begin Extracted data
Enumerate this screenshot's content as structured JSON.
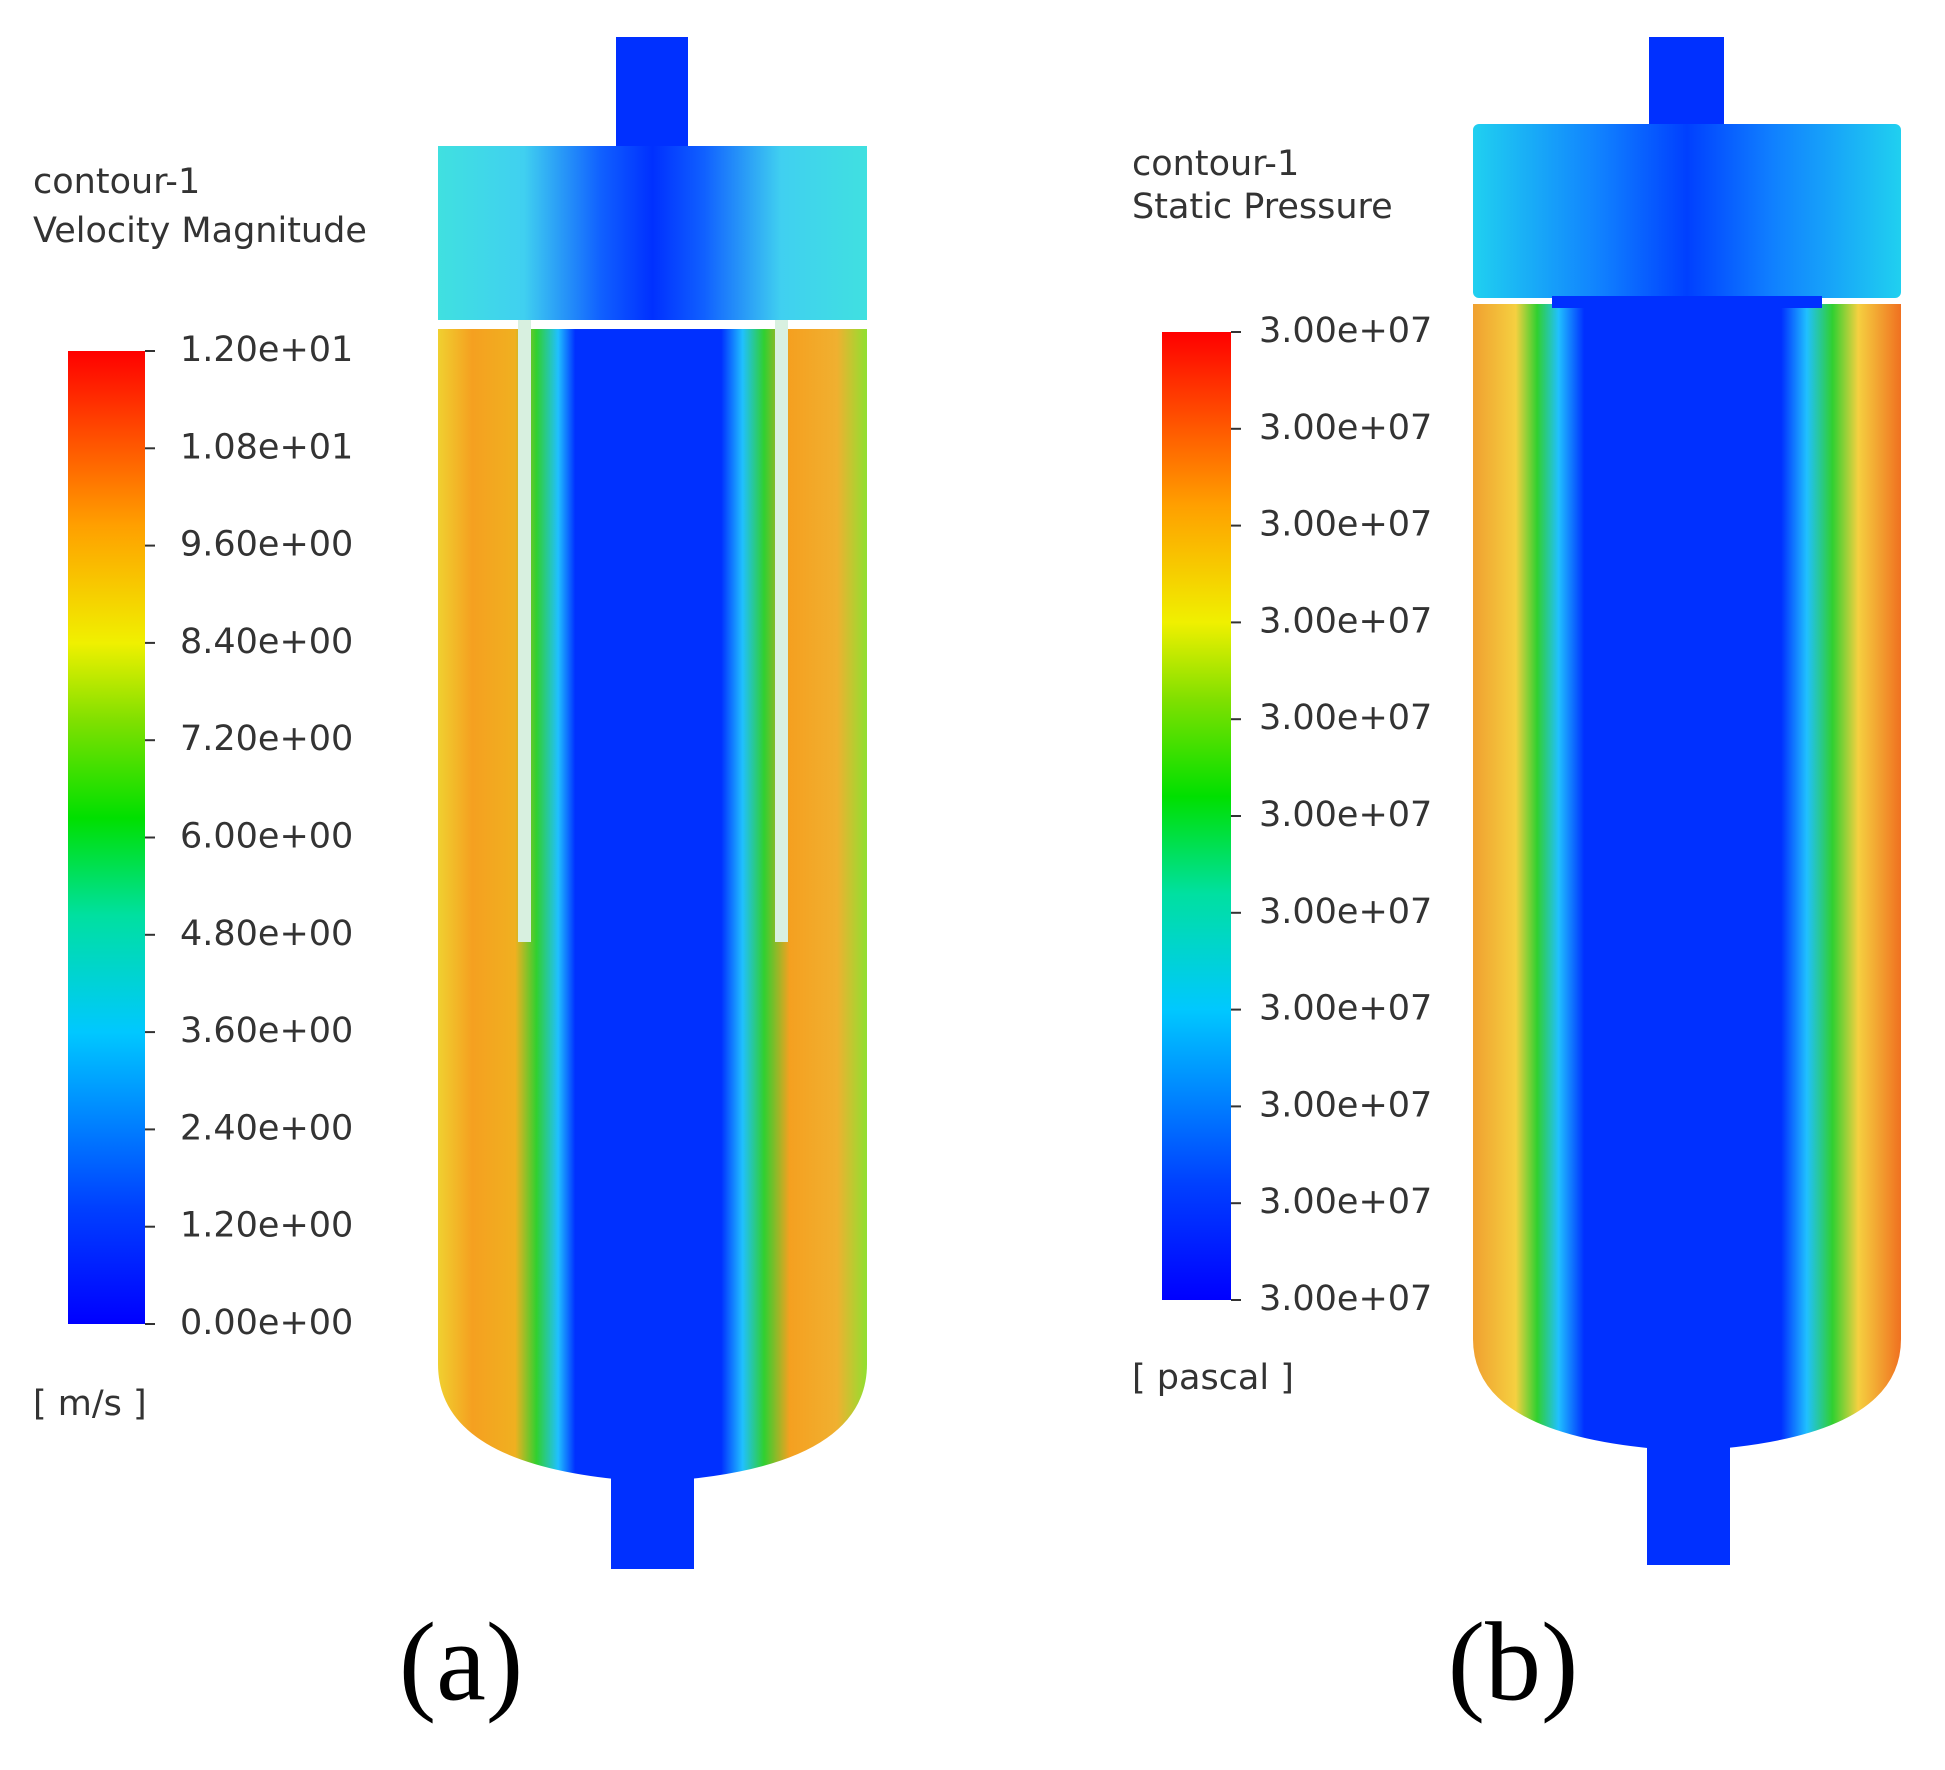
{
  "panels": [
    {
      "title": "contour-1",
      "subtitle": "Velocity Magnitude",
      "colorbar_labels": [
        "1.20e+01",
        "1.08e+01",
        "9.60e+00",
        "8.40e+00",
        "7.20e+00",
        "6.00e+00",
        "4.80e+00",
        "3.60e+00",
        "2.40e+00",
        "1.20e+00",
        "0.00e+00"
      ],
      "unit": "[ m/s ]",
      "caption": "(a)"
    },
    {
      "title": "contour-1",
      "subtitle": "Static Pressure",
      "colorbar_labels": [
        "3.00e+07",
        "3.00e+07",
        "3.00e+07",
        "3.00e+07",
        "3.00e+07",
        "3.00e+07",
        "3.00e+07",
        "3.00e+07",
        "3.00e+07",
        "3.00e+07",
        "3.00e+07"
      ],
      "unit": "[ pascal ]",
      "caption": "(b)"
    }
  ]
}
end Extracted data
begin Extracted data
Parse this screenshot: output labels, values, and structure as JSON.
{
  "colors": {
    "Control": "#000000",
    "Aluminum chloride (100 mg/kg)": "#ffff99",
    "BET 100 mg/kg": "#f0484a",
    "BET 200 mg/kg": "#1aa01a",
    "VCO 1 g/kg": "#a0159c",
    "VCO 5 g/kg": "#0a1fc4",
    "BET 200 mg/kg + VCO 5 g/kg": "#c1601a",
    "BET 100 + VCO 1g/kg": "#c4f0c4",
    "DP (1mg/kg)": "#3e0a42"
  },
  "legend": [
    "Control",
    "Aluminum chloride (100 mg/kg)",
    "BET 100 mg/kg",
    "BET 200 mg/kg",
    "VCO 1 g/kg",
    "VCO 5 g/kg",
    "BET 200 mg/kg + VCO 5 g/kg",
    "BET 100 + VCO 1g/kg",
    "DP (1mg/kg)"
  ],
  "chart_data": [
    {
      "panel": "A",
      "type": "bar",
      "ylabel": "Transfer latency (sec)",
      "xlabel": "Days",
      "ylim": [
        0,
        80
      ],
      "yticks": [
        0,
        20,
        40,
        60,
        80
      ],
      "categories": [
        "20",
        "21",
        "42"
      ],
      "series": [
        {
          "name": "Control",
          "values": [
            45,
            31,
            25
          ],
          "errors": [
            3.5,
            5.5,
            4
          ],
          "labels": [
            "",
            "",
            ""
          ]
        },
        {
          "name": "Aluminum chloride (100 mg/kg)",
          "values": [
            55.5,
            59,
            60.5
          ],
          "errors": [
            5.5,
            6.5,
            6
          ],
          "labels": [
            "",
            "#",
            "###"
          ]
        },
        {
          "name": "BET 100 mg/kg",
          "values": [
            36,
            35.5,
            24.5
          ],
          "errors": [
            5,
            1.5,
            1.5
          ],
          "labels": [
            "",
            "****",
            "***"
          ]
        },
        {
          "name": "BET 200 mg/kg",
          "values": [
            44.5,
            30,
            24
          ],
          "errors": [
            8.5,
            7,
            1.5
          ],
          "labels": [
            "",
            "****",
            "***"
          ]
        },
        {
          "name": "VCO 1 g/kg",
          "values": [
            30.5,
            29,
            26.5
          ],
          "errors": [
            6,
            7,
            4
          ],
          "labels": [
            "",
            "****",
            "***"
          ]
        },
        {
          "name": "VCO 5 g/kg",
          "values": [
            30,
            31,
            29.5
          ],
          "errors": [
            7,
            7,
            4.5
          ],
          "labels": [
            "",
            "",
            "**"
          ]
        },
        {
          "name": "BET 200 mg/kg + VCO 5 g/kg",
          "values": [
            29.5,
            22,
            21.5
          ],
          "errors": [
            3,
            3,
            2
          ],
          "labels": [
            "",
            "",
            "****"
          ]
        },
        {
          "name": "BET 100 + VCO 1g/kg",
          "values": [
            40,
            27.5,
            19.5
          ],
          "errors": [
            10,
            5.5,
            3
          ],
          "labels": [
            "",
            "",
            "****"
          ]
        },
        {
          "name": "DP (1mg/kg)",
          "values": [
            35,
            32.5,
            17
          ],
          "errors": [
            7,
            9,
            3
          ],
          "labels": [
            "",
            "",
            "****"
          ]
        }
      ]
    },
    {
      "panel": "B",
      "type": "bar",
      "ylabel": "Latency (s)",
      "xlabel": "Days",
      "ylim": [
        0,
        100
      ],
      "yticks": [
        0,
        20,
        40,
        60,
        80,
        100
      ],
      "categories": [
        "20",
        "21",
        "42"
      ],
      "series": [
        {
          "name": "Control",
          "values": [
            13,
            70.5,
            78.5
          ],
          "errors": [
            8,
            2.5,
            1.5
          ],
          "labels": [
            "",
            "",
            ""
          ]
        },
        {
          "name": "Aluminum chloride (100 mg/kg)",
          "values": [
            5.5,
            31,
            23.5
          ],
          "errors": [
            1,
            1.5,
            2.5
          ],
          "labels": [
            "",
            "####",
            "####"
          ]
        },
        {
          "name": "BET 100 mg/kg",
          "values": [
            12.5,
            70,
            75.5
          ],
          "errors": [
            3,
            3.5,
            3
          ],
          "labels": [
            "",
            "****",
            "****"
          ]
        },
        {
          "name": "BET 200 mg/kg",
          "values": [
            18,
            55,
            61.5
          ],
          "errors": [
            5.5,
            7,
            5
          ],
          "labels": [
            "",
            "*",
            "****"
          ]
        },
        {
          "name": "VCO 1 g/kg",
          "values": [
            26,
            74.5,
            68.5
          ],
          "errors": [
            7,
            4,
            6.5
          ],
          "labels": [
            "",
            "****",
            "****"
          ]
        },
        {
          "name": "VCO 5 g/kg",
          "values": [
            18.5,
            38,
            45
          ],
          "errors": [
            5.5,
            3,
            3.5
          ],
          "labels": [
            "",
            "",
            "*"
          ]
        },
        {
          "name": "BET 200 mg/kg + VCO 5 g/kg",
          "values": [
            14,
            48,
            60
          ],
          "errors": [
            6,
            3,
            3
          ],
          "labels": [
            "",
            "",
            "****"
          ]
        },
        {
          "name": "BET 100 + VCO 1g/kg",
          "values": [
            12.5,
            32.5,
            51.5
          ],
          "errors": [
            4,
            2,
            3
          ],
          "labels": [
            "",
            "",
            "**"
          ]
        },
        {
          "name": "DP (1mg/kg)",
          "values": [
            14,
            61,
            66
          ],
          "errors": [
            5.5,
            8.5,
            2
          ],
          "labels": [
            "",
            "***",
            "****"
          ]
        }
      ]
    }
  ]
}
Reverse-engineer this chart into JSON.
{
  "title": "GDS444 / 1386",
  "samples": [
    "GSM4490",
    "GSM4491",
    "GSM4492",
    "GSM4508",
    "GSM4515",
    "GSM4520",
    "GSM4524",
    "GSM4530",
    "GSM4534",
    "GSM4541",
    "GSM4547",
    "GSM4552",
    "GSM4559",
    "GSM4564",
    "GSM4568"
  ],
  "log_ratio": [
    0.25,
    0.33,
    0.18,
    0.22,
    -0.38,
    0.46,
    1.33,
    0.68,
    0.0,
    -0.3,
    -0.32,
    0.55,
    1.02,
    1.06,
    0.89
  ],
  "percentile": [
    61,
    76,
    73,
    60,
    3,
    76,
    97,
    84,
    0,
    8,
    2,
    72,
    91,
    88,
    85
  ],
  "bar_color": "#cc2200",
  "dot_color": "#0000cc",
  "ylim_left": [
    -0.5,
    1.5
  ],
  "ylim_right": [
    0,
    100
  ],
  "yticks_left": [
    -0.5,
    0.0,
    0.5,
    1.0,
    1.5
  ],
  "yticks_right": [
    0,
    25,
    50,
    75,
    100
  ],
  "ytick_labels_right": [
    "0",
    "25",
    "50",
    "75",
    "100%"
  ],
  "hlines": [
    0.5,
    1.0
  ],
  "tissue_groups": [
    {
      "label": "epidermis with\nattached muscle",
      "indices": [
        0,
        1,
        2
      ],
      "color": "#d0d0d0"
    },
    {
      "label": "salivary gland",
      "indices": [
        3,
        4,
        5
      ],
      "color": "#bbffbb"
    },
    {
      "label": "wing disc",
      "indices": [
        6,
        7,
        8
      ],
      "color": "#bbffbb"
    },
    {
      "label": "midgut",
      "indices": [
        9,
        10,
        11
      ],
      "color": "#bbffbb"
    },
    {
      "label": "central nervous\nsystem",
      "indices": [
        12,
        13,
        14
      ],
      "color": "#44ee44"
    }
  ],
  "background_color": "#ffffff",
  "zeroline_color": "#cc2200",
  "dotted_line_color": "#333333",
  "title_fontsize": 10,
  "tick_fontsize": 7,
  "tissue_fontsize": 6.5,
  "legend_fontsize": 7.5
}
end Extracted data
Task requirements: How many lines of the listing include the string "ylabel"? Answer with the number alone.

Written reply: 2